## Problem requirements
Please print the rows below word for word, omitting the pictures.
####################
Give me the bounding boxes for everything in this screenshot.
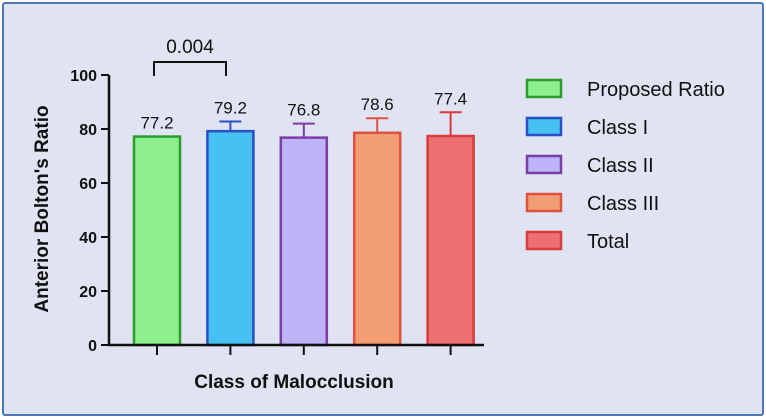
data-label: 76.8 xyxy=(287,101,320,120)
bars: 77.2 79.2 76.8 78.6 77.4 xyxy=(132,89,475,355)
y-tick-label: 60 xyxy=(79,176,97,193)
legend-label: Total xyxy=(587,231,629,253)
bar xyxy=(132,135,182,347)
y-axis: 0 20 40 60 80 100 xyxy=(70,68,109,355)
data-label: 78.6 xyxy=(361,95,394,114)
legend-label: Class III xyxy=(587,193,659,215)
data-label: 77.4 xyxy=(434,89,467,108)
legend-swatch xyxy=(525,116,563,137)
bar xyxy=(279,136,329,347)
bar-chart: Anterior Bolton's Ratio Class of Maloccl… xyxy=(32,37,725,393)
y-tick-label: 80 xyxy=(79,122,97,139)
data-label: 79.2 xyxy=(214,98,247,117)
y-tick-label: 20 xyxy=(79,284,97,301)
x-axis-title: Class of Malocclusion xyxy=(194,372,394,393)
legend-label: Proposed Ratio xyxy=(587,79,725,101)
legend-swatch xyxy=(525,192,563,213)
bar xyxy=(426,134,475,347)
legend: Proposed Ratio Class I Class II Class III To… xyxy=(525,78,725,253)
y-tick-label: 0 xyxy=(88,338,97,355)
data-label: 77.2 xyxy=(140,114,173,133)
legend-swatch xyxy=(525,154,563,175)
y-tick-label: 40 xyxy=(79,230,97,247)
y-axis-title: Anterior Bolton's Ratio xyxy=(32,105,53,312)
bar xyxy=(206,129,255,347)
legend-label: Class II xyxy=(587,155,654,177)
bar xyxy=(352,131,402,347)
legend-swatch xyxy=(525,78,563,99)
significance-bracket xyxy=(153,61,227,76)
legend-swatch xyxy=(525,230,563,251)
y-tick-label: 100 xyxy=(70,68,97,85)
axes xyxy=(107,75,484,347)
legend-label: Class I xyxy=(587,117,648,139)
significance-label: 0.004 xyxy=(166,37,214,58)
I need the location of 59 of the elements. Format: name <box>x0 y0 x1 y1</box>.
####################
## Exercise response
Give me the bounding boxes for everything in this screenshot.
data-label: 76.8 xyxy=(287,101,320,120)
bars: 77.2 79.2 76.8 78.6 77.4 xyxy=(132,89,475,355)
y-tick-label: 60 xyxy=(79,176,97,193)
legend-label: Total xyxy=(587,231,629,253)
bar xyxy=(132,135,182,347)
y-axis: 0 20 40 60 80 100 xyxy=(70,68,109,355)
data-label: 78.6 xyxy=(361,95,394,114)
legend-label: Class III xyxy=(587,193,659,215)
data-label: 77.4 xyxy=(434,89,467,108)
legend-swatch xyxy=(525,116,563,137)
bar xyxy=(279,136,329,347)
bar-chart: Anterior Bolton's Ratio Class of Maloccl… xyxy=(32,37,725,393)
y-tick-label: 80 xyxy=(79,122,97,139)
data-label: 79.2 xyxy=(214,98,247,117)
y-tick-label: 20 xyxy=(79,284,97,301)
x-axis-title: Class of Malocclusion xyxy=(194,372,394,393)
legend-label: Proposed Ratio xyxy=(587,79,725,101)
legend-swatch xyxy=(525,192,563,213)
bar xyxy=(426,134,475,347)
legend: Proposed Ratio Class I Class II Class III To… xyxy=(525,78,725,253)
y-tick-label: 0 xyxy=(88,338,97,355)
data-label: 77.2 xyxy=(140,114,173,133)
legend-swatch xyxy=(525,154,563,175)
y-tick-label: 40 xyxy=(79,230,97,247)
y-axis-title: Anterior Bolton's Ratio xyxy=(32,105,53,312)
bar xyxy=(206,129,255,347)
legend-label: Class II xyxy=(587,155,654,177)
bar xyxy=(352,131,402,347)
legend-swatch xyxy=(525,78,563,99)
significance-bracket xyxy=(153,61,227,76)
legend-swatch xyxy=(525,230,563,251)
y-tick-label: 100 xyxy=(70,68,97,85)
axes xyxy=(107,75,484,347)
legend-label: Class I xyxy=(587,117,648,139)
significance-label: 0.004 xyxy=(166,37,214,58)
I need the location of 59 of the elements. Format: name <box>x0 y0 x1 y1</box>.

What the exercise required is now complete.